Directions for this task: For the word "Deutschland", work out how many lines in the records below contain it and state that count alone.
======== The data
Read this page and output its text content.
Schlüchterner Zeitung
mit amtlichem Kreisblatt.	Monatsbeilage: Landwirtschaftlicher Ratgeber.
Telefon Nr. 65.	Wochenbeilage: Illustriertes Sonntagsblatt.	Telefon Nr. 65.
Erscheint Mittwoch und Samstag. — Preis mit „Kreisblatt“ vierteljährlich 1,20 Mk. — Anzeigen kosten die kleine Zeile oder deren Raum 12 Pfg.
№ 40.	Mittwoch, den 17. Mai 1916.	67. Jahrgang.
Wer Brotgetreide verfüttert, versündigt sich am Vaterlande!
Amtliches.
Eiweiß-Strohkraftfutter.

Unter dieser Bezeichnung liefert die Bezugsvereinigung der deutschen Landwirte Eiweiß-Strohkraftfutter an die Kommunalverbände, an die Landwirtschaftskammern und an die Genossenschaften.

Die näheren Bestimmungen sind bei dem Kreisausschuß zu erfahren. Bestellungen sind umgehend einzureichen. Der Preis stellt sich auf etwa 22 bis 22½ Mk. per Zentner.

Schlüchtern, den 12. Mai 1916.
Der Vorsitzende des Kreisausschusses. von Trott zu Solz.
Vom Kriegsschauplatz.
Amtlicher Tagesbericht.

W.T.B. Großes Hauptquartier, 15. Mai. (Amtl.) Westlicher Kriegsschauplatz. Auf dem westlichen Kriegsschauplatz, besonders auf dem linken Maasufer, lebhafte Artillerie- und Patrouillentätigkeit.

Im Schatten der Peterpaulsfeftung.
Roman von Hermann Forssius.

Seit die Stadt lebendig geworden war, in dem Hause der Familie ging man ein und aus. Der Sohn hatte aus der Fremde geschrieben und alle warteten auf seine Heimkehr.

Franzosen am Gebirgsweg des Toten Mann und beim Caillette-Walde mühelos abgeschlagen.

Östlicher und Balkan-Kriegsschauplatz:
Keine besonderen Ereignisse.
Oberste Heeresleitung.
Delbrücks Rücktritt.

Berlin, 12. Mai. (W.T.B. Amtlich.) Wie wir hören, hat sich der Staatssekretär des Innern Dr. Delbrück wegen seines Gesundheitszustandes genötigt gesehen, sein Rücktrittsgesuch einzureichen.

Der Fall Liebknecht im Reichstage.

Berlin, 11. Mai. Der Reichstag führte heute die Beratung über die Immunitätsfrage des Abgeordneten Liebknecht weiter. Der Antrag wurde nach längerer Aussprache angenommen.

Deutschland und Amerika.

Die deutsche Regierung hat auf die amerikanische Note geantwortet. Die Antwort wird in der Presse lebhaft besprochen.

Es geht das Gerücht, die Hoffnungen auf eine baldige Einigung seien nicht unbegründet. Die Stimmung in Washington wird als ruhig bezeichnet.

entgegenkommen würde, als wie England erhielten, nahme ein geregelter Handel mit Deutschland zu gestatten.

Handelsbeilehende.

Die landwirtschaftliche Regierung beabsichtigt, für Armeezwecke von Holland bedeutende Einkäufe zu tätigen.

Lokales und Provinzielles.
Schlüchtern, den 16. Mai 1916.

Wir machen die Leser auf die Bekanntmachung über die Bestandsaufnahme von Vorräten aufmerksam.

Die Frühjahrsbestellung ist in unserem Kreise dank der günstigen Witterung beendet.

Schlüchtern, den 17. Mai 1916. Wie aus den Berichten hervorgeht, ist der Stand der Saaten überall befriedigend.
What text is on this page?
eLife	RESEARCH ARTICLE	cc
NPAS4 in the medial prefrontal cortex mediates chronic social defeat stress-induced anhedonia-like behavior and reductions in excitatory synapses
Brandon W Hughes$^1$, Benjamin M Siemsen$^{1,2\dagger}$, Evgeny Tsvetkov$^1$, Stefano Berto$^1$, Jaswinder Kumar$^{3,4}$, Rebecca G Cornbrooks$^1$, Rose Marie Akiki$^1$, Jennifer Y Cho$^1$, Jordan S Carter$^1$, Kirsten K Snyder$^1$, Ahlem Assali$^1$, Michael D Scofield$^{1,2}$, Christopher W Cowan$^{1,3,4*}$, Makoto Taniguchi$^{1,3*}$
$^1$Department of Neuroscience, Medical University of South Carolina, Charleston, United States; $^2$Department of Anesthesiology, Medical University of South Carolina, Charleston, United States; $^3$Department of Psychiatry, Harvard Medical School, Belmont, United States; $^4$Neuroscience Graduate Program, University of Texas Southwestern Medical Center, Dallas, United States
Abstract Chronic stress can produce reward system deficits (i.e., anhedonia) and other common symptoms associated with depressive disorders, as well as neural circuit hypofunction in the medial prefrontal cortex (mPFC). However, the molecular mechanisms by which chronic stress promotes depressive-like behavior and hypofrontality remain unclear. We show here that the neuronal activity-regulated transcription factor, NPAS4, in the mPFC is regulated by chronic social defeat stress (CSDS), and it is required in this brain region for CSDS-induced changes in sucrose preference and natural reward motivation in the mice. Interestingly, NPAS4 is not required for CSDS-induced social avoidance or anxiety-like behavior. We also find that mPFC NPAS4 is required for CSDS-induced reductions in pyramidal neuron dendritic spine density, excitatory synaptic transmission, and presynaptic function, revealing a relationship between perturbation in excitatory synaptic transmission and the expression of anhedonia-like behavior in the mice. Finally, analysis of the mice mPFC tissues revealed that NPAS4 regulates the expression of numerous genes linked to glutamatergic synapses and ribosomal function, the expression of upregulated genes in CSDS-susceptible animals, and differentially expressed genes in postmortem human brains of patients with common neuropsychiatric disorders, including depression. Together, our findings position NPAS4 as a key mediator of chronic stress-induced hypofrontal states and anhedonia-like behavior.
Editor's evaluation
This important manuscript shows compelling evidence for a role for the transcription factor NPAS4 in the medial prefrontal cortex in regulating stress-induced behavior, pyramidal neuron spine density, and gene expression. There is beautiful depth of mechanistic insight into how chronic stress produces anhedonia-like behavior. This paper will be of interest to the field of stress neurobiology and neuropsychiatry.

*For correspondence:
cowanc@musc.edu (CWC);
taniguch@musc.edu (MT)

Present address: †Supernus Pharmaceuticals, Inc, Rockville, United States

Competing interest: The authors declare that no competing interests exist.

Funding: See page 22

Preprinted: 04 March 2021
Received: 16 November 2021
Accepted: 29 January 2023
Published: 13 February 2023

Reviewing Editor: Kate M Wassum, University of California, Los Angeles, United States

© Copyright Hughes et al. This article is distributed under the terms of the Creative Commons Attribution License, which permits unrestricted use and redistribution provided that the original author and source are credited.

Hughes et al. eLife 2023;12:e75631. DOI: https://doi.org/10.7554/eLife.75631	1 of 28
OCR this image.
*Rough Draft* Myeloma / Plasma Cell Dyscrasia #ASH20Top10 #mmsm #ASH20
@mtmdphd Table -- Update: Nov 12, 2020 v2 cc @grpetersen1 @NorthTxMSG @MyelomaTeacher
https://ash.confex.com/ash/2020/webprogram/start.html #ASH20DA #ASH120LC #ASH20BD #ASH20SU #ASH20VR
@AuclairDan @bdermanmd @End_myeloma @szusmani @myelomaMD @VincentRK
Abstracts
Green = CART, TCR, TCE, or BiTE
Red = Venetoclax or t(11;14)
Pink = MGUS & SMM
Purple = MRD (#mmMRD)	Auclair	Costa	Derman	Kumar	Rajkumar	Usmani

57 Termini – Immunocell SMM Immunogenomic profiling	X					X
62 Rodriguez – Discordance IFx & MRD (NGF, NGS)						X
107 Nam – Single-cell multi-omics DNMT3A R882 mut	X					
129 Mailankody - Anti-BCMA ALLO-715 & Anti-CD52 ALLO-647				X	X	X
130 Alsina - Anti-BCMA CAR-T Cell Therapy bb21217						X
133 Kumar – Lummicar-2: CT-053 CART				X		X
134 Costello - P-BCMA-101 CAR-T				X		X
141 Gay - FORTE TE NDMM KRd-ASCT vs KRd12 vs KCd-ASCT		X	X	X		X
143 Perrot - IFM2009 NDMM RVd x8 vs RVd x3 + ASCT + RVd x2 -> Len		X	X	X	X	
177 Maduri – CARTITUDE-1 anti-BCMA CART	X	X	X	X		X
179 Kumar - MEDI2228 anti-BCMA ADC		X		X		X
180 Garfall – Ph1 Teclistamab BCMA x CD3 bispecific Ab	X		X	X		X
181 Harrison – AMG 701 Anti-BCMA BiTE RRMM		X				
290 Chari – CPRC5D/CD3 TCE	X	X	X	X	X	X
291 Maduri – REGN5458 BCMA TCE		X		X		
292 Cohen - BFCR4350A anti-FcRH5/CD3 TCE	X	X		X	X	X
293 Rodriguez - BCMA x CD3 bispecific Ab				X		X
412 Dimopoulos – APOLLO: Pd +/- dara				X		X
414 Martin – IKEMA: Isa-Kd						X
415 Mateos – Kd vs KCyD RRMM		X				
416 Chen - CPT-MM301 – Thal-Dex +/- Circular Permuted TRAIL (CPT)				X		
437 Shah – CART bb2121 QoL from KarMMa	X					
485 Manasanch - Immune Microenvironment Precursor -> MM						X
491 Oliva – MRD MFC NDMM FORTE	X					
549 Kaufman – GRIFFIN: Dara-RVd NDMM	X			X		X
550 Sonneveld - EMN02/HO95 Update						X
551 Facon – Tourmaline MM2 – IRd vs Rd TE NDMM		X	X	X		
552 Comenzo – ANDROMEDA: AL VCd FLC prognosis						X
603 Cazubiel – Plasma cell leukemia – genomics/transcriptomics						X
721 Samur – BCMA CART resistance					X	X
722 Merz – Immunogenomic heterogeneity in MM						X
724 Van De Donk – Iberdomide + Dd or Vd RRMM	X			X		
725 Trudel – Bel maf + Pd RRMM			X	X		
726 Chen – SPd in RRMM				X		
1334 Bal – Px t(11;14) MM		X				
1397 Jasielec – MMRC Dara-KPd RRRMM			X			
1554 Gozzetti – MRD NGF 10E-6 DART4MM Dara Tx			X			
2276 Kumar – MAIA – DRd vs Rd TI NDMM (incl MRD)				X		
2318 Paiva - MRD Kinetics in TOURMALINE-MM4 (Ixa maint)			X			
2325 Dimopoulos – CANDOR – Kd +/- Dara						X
================
Written answer: 2